STATED EXERCISE
Please copy, word for word, the lines of the records from the one containing "Annotate this image: element" through the one containing "y-tick-label: 6.5 <box>10 291 30 307</box>", with both end lines included.

(Layout records)
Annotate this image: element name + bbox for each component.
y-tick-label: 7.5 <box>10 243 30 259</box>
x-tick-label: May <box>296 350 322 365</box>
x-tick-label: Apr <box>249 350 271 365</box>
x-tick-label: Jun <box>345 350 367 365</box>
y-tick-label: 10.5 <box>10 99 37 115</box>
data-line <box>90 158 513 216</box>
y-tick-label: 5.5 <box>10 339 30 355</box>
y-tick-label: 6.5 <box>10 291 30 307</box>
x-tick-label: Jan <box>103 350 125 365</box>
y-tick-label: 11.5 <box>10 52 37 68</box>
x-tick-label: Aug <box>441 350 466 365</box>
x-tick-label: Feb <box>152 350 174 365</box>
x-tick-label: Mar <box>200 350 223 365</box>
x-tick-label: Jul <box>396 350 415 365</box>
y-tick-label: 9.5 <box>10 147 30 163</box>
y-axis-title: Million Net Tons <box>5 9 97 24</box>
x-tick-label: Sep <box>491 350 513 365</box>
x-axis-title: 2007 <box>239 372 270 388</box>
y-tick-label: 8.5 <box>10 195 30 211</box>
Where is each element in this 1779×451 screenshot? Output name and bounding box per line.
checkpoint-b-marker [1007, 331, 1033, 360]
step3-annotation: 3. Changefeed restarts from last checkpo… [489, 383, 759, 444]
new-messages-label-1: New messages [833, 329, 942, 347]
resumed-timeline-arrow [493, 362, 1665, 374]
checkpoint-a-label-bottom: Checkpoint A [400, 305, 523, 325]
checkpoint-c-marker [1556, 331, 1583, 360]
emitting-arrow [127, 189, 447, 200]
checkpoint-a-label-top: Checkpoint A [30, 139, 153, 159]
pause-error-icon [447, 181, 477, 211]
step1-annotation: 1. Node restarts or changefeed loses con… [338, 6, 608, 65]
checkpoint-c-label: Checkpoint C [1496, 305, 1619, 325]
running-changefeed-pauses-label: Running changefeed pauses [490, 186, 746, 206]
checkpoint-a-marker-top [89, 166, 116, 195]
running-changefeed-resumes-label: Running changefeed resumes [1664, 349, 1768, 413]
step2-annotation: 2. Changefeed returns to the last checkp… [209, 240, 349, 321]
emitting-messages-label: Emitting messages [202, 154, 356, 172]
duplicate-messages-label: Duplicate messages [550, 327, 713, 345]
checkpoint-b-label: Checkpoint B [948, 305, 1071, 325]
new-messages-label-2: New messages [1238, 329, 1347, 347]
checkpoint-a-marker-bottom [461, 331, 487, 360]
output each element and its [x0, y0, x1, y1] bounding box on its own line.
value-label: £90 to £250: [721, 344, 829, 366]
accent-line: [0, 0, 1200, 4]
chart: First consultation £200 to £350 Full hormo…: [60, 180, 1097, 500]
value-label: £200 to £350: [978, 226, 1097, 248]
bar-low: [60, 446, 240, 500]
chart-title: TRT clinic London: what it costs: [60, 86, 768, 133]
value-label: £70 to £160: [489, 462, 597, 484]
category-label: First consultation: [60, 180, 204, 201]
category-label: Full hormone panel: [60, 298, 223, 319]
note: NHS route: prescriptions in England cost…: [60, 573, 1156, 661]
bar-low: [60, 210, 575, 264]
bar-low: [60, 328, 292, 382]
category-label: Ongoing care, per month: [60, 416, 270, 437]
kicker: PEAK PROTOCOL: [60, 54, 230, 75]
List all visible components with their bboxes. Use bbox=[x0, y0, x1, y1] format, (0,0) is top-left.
---
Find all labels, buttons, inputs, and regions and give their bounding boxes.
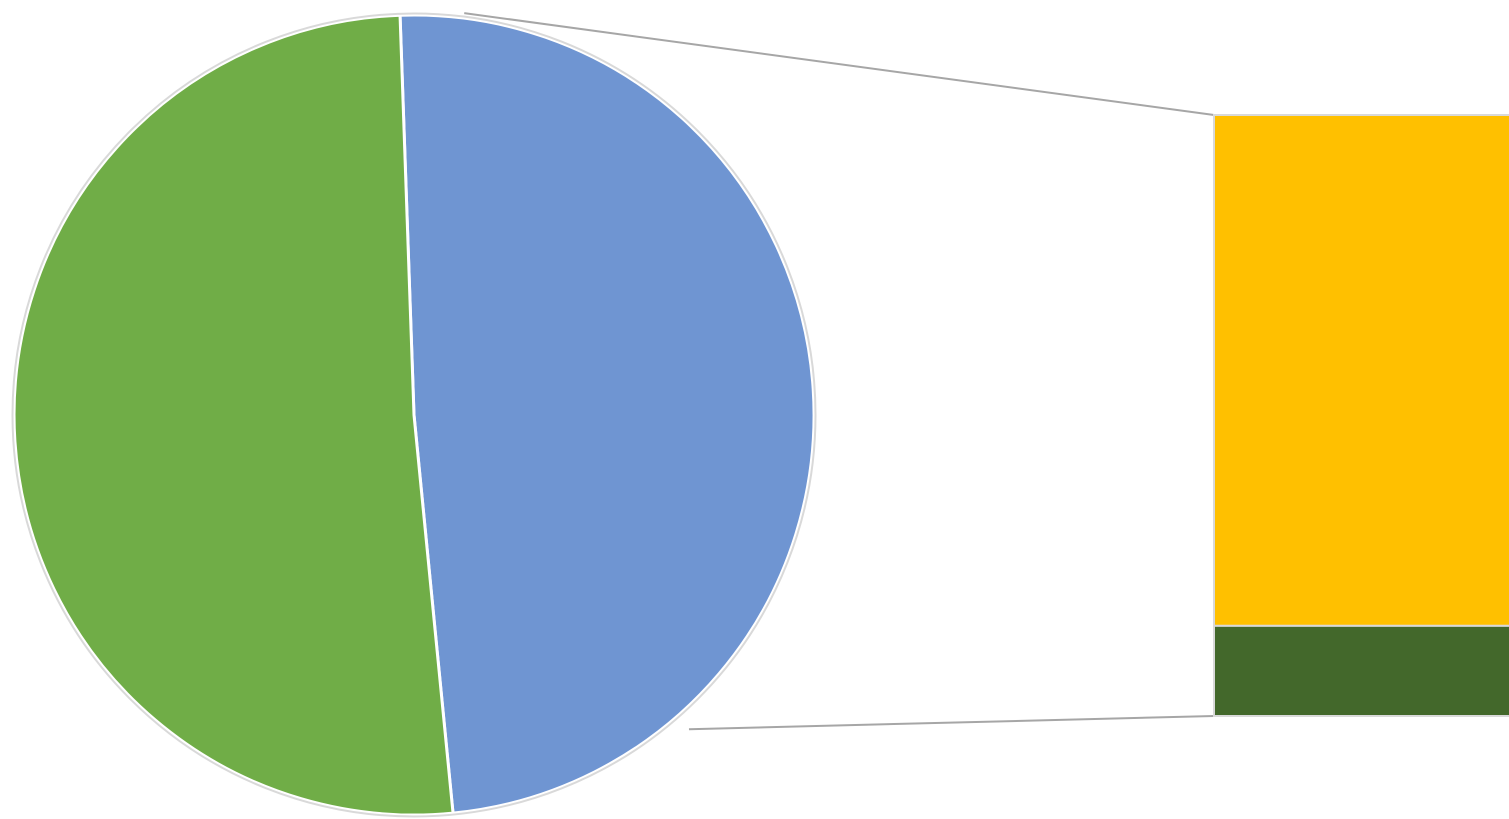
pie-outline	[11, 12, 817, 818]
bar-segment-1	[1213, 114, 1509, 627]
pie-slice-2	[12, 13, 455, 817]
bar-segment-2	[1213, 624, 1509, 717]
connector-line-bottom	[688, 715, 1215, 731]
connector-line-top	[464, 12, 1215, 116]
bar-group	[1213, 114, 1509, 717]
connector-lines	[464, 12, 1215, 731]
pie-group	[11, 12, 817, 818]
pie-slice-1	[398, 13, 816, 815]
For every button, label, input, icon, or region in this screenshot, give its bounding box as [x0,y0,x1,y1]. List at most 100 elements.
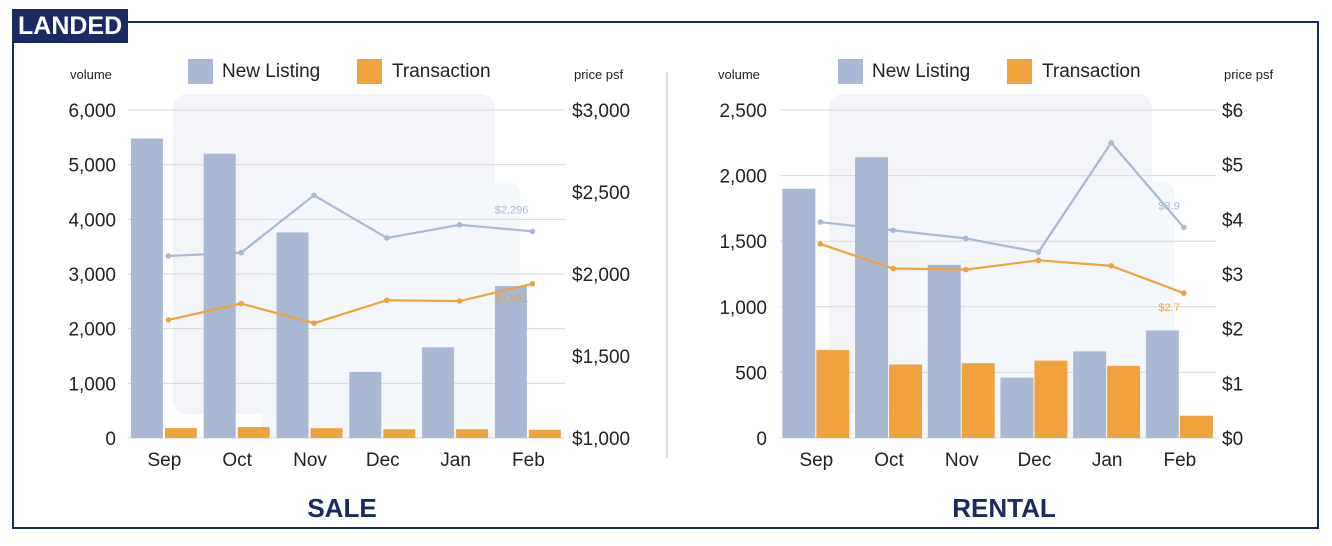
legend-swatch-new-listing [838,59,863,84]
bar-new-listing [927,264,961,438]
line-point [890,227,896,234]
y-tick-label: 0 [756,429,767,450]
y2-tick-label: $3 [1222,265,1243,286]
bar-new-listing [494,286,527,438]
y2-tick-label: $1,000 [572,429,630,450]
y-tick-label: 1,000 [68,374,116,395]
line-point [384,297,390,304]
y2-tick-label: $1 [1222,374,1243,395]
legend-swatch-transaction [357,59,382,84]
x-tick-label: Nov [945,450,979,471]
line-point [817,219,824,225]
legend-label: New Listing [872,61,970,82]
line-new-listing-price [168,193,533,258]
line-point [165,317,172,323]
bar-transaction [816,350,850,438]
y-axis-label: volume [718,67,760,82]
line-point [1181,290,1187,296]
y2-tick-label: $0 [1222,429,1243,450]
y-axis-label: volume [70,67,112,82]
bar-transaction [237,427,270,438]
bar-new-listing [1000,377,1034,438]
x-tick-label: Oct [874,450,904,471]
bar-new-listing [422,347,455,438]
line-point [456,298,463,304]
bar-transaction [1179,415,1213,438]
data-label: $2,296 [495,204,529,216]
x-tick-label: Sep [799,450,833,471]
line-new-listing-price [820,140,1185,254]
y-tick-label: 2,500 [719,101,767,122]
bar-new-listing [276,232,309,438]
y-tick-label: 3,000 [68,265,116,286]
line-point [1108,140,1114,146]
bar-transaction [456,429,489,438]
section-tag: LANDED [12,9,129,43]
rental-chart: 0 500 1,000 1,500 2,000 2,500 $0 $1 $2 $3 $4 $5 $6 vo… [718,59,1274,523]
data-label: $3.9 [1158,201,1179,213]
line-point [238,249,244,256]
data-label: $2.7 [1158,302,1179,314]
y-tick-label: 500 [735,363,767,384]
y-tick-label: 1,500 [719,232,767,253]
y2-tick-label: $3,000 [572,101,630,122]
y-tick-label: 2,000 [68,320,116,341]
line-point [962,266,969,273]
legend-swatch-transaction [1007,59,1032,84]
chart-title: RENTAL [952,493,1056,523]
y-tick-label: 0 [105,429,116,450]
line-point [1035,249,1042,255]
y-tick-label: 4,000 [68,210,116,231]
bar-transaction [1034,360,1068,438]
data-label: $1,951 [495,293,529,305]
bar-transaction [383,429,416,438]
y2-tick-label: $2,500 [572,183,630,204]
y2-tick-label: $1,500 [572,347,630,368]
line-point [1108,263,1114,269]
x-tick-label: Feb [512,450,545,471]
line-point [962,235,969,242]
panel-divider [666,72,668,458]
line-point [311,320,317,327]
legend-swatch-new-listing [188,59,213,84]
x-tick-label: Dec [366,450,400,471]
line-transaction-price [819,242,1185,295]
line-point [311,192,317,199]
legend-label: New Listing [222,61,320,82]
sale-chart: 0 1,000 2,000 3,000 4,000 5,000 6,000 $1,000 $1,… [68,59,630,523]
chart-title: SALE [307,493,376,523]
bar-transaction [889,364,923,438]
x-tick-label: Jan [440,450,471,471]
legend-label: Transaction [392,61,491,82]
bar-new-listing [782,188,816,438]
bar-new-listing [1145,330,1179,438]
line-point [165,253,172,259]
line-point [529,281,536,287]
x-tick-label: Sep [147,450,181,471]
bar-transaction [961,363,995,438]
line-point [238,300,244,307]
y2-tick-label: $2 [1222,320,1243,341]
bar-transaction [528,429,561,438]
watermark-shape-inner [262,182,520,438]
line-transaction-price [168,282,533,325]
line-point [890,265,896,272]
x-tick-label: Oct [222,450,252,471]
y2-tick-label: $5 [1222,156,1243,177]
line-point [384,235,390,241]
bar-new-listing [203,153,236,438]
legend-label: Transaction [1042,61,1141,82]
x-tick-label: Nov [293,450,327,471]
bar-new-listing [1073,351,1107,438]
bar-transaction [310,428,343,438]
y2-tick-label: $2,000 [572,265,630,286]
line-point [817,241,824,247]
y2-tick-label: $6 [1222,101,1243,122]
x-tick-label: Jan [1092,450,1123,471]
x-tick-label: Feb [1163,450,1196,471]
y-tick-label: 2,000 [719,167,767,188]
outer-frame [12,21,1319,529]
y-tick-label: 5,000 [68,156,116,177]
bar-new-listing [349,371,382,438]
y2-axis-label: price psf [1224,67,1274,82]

FINAL RESULT
Annotate this image: element name + bbox for each component.
y-tick-label: 7.5 <box>10 243 30 259</box>
x-tick-label: May <box>296 350 322 365</box>
x-tick-label: Apr <box>249 350 271 365</box>
x-tick-label: Jun <box>345 350 367 365</box>
y-tick-label: 10.5 <box>10 99 37 115</box>
data-line <box>90 158 513 216</box>
y-tick-label: 5.5 <box>10 339 30 355</box>
y-tick-label: 6.5 <box>10 291 30 307</box>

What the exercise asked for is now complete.